>> BEGIN SUPPLIED RECORDS

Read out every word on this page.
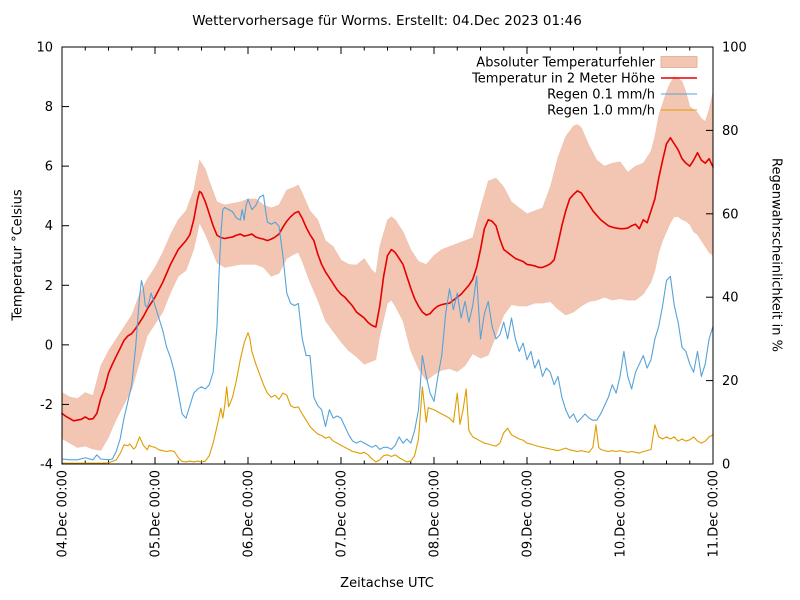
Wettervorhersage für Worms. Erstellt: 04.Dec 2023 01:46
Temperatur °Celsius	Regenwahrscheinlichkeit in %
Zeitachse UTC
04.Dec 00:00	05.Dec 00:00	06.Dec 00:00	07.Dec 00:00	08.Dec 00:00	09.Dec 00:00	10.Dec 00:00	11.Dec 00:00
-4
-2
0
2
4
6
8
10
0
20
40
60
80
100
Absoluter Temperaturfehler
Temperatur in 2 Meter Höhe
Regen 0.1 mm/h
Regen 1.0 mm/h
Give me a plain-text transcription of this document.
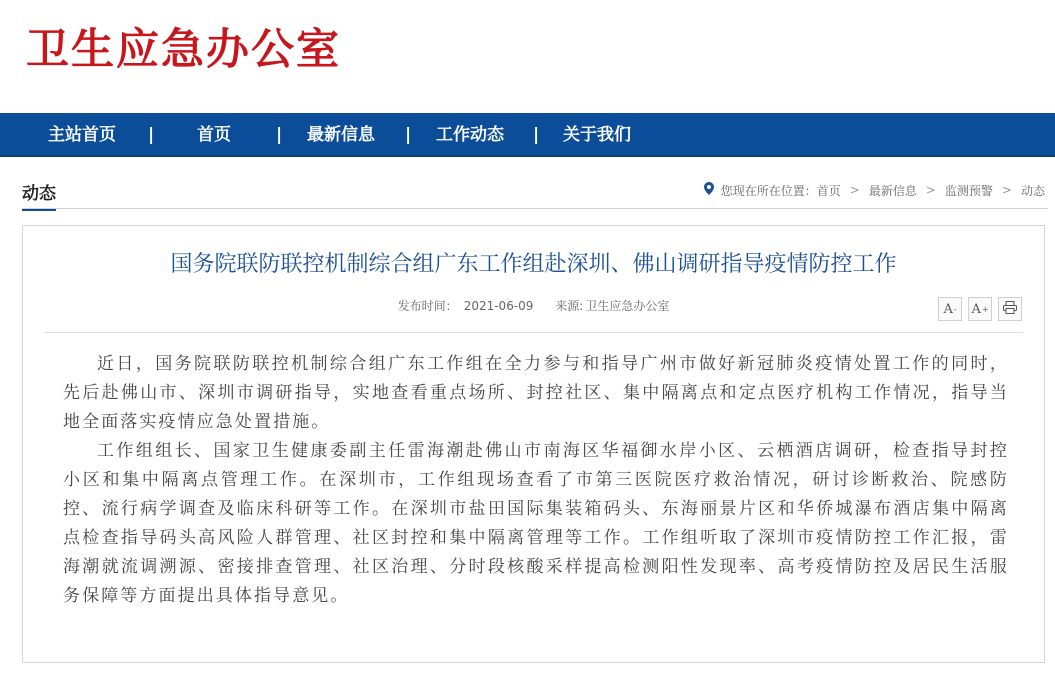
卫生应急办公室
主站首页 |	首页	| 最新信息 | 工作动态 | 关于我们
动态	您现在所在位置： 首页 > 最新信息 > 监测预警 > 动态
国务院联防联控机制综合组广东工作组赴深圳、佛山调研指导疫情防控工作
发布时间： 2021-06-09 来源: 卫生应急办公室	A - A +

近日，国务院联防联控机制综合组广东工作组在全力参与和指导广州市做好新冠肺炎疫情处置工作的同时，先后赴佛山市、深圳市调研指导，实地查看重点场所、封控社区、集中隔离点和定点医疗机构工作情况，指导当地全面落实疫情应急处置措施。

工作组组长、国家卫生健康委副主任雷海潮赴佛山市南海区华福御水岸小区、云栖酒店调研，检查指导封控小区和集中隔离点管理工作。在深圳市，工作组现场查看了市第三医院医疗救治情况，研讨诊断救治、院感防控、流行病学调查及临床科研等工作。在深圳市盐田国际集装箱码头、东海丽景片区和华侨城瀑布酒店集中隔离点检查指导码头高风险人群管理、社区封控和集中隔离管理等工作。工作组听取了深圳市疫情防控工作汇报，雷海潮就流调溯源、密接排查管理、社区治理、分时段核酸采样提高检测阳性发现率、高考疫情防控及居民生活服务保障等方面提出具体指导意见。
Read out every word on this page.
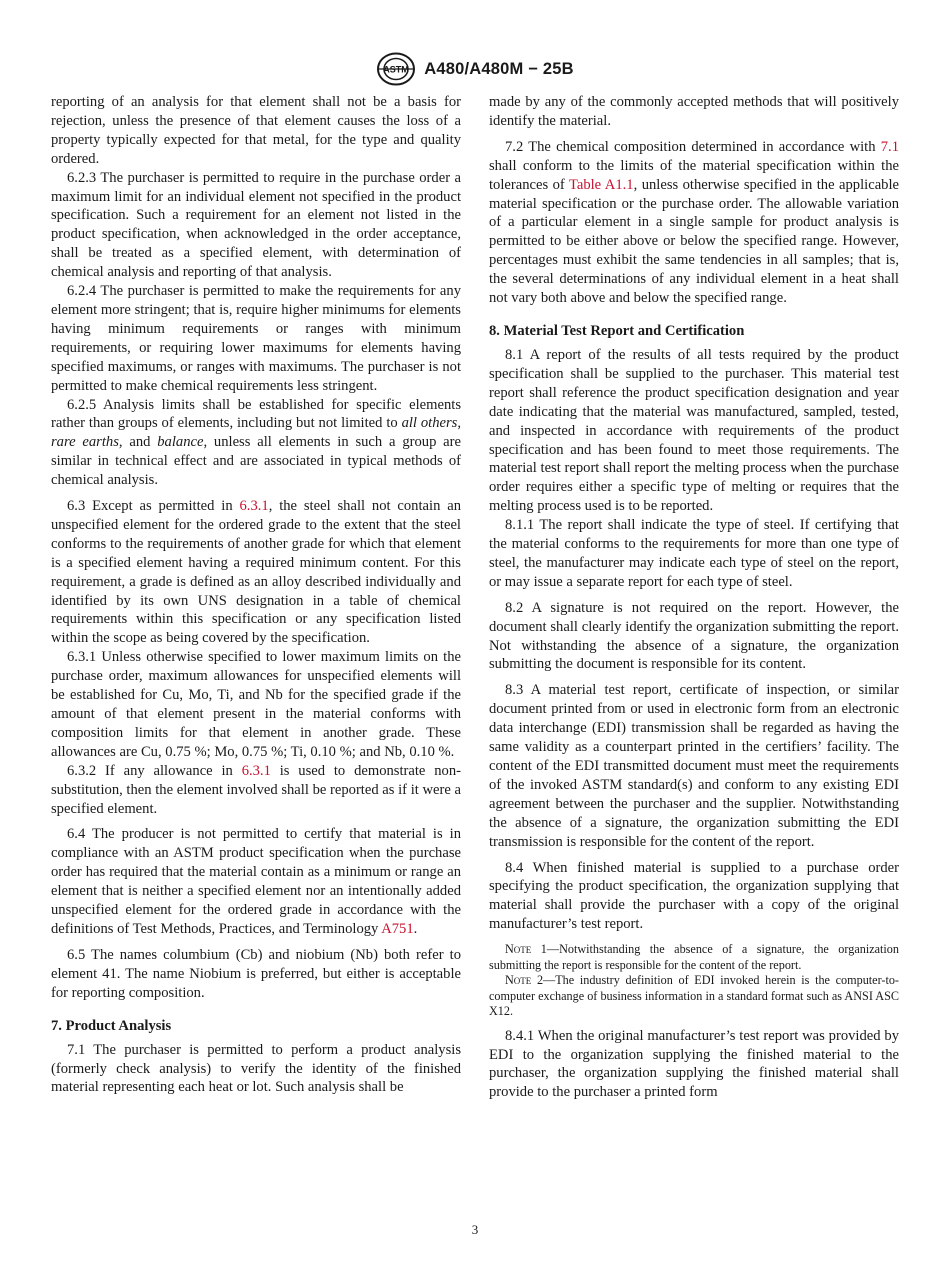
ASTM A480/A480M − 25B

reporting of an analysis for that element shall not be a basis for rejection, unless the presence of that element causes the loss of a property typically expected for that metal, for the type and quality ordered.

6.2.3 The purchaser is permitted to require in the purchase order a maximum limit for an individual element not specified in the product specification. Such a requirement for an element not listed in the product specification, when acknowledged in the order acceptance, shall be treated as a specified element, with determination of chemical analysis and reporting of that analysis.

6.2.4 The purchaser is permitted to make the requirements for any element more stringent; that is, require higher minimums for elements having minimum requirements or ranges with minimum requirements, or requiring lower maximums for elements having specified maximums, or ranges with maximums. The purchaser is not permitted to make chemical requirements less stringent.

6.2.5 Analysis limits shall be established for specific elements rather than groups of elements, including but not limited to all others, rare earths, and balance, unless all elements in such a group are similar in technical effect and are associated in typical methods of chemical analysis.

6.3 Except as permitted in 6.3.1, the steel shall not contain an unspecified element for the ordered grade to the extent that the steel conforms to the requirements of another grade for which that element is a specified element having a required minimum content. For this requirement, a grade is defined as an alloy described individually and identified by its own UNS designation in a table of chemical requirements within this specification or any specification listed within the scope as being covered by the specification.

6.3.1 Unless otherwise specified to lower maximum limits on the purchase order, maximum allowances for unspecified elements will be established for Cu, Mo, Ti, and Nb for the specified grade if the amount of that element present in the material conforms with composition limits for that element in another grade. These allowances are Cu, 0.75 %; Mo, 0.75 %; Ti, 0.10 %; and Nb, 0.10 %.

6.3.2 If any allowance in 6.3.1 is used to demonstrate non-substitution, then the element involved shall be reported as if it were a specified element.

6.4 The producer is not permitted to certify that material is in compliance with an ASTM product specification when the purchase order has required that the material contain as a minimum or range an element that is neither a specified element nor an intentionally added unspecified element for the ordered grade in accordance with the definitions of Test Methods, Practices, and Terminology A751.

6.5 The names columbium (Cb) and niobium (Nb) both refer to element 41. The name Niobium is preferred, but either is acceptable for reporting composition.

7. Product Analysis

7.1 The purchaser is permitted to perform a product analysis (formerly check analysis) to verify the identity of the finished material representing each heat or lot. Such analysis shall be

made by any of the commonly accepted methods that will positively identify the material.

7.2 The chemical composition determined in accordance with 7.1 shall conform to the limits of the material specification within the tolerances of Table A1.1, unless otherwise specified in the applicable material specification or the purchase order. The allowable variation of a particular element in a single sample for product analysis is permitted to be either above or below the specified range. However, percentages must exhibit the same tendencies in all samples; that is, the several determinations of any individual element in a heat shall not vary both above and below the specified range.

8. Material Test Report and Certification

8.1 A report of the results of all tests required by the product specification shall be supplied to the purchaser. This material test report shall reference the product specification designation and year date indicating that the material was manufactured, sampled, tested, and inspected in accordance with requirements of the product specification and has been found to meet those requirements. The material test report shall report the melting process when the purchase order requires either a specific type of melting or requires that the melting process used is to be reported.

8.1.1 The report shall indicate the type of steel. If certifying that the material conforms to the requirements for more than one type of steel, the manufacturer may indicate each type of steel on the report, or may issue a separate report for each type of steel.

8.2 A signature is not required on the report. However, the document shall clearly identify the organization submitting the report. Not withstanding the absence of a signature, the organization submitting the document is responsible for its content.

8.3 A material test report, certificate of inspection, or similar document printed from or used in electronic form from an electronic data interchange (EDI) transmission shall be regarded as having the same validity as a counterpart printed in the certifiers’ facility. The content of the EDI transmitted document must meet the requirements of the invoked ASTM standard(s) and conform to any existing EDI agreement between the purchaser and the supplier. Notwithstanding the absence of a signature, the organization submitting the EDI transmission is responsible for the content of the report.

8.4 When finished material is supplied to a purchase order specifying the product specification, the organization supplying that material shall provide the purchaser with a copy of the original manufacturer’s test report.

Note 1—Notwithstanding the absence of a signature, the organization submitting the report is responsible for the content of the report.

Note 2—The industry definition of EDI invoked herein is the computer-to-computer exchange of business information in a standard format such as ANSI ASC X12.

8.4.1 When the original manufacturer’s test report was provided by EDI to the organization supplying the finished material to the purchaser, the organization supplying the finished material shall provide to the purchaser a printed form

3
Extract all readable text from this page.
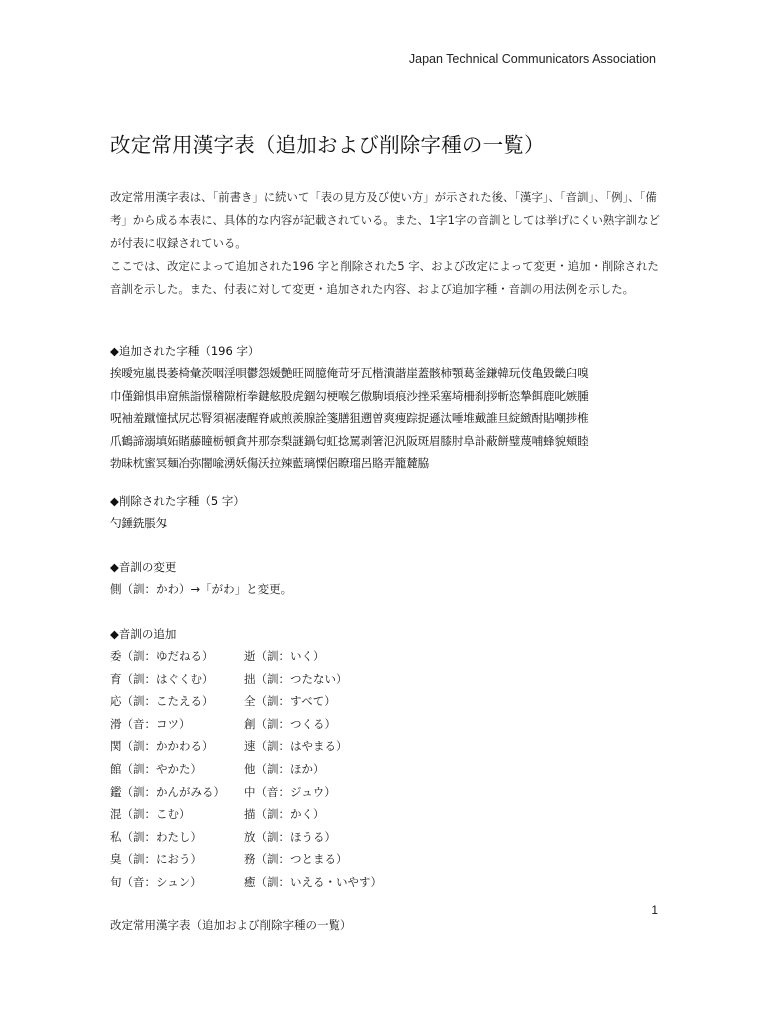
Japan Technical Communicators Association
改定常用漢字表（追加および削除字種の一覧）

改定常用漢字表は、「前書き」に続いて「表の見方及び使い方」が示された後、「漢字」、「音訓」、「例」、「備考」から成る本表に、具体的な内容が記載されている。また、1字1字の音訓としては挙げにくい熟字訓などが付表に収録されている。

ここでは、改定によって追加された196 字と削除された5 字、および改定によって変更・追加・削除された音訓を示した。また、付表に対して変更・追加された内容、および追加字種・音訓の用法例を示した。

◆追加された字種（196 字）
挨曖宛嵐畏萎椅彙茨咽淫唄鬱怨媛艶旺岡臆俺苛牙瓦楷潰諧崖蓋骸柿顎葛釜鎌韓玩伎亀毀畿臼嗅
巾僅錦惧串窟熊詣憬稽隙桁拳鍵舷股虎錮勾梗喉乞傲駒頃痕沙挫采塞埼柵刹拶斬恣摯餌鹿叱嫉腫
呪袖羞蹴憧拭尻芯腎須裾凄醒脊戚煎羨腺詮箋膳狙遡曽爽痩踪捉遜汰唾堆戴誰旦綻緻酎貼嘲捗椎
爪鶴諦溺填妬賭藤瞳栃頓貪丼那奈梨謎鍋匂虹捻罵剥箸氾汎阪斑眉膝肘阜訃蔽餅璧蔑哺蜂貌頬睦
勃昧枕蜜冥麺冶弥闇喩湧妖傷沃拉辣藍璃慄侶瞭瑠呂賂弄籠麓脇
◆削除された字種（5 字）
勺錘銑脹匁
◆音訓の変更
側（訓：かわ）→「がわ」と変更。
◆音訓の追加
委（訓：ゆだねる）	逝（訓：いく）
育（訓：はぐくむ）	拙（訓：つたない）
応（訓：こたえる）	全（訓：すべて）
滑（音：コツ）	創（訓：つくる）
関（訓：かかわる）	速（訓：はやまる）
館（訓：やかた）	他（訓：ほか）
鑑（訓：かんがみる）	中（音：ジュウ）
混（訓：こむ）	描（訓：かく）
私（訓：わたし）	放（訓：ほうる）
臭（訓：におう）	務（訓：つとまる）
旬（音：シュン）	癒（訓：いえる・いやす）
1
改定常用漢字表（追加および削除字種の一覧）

>> END SUPPLIED RECORDS

▸ **WHAT YOU WILL DO**
Go through the listing above and pull out each line containing the word "卫生应急办公室".

▸ **ANSWER FOR THE TASK**
卫生应急办公室
发布时间： 2021-06-09 来源: 卫生应急办公室	A - A +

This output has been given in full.